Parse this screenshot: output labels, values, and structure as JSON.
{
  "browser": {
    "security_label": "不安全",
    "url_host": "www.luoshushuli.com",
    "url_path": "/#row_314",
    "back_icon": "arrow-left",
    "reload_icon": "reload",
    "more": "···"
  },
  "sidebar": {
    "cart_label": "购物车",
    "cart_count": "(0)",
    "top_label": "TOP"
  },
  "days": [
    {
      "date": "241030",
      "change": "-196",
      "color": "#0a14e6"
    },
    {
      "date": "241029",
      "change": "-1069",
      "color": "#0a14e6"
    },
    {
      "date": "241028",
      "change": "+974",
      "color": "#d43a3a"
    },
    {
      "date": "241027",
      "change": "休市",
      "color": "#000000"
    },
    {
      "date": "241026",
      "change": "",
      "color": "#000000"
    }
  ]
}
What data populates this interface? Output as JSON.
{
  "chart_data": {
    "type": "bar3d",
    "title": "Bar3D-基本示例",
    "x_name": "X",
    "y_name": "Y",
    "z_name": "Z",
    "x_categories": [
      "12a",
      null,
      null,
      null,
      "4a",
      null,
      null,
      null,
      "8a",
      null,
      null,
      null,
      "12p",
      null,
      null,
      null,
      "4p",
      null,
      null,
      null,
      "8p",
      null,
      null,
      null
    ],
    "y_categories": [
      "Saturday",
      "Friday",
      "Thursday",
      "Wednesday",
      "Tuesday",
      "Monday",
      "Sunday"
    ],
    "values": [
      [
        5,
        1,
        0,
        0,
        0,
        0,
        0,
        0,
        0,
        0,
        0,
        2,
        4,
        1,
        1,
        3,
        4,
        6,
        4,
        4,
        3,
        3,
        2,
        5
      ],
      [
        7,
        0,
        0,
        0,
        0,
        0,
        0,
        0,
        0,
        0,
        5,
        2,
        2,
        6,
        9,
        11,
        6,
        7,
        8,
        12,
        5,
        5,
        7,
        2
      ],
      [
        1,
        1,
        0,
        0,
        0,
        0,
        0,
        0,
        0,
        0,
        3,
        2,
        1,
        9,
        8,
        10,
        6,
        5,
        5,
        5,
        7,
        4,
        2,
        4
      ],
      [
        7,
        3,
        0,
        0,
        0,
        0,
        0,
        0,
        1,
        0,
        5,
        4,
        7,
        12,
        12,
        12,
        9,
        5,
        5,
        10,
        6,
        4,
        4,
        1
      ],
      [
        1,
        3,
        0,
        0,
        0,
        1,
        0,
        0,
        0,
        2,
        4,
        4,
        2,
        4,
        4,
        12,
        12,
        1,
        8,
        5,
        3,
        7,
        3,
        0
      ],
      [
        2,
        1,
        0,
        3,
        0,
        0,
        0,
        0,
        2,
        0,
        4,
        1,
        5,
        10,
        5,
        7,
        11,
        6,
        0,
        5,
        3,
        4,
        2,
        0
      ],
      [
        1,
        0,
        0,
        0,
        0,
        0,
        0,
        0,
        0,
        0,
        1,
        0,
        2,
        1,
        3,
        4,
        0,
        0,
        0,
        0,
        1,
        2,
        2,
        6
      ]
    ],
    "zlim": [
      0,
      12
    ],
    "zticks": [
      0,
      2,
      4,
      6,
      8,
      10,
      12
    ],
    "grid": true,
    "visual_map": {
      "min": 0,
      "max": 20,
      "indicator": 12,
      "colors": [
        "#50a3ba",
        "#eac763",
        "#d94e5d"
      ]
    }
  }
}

────────

* Exercise instructions *
Give back each line above precisely as it stands.

* The response *
Parse this screenshot: output labels, values, and structure as JSON.
{
  "browser": {
    "security_label": "不安全",
    "url_host": "www.luoshushuli.com",
    "url_path": "/#row_314",
    "back_icon": "arrow-left",
    "reload_icon": "reload",
    "more": "···"
  },
  "sidebar": {
    "cart_label": "购物车",
    "cart_count": "(0)",
    "top_label": "TOP"
  },
  "days": [
    {
      "date": "241030",
      "change": "-196",
      "color": "#0a14e6"
    },
    {
      "date": "241029",
      "change": "-1069",
      "color": "#0a14e6"
    },
    {
      "date": "241028",
      "change": "+974",
      "color": "#d43a3a"
    },
    {
      "date": "241027",
      "change": "休市",
      "color": "#000000"
    },
    {
      "date": "241026",
      "change": "",
      "color": "#000000"
    }
  ]
}
What data populates this interface? Output as JSON.
{
  "chart_data": {
    "type": "bar3d",
    "title": "Bar3D-基本示例",
    "x_name": "X",
    "y_name": "Y",
    "z_name": "Z",
    "x_categories": [
      "12a",
      null,
      null,
      null,
      "4a",
      null,
      null,
      null,
      "8a",
      null,
      null,
      null,
      "12p",
      null,
      null,
      null,
      "4p",
      null,
      null,
      null,
      "8p",
      null,
      null,
      null
    ],
    "y_categories": [
      "Saturday",
      "Friday",
      "Thursday",
      "Wednesday",
      "Tuesday",
      "Monday",
      "Sunday"
    ],
    "values": [
      [
        5,
        1,
        0,
        0,
        0,
        0,
        0,
        0,
        0,
        0,
        0,
        2,
        4,
        1,
        1,
        3,
        4,
        6,
        4,
        4,
        3,
        3,
        2,
        5
      ],
      [
        7,
        0,
        0,
        0,
        0,
        0,
        0,
        0,
        0,
        0,
        5,
        2,
        2,
        6,
        9,
        11,
        6,
        7,
        8,
        12,
        5,
        5,
        7,
        2
      ],
      [
        1,
        1,
        0,
        0,
        0,
        0,
        0,
        0,
        0,
        0,
        3,
        2,
        1,
        9,
        8,
        10,
        6,
        5,
        5,
        5,
        7,
        4,
        2,
        4
      ],
      [
        7,
        3,
        0,
        0,
        0,
        0,
        0,
        0,
        1,
        0,
        5,
        4,
        7,
        12,
        12,
        12,
        9,
        5,
        5,
        10,
        6,
        4,
        4,
        1
      ],
      [
        1,
        3,
        0,
        0,
        0,
        1,
        0,
        0,
        0,
        2,
        4,
        4,
        2,
        4,
        4,
        12,
        12,
        1,
        8,
        5,
        3,
        7,
        3,
        0
      ],
      [
        2,
        1,
        0,
        3,
        0,
        0,
        0,
        0,
        2,
        0,
        4,
        1,
        5,
        10,
        5,
        7,
        11,
        6,
        0,
        5,
        3,
        4,
        2,
        0
      ],
      [
        1,
        0,
        0,
        0,
        0,
        0,
        0,
        0,
        0,
        0,
        1,
        0,
        2,
        1,
        3,
        4,
        0,
        0,
        0,
        0,
        1,
        2,
        2,
        6
      ]
    ],
    "zlim": [
      0,
      12
    ],
    "zticks": [
      0,
      2,
      4,
      6,
      8,
      10,
      12
    ],
    "grid": true,
    "visual_map": {
      "min": 0,
      "max": 20,
      "indicator": 12,
      "colors": [
        "#50a3ba",
        "#eac763",
        "#d94e5d"
      ]
    }
  }
}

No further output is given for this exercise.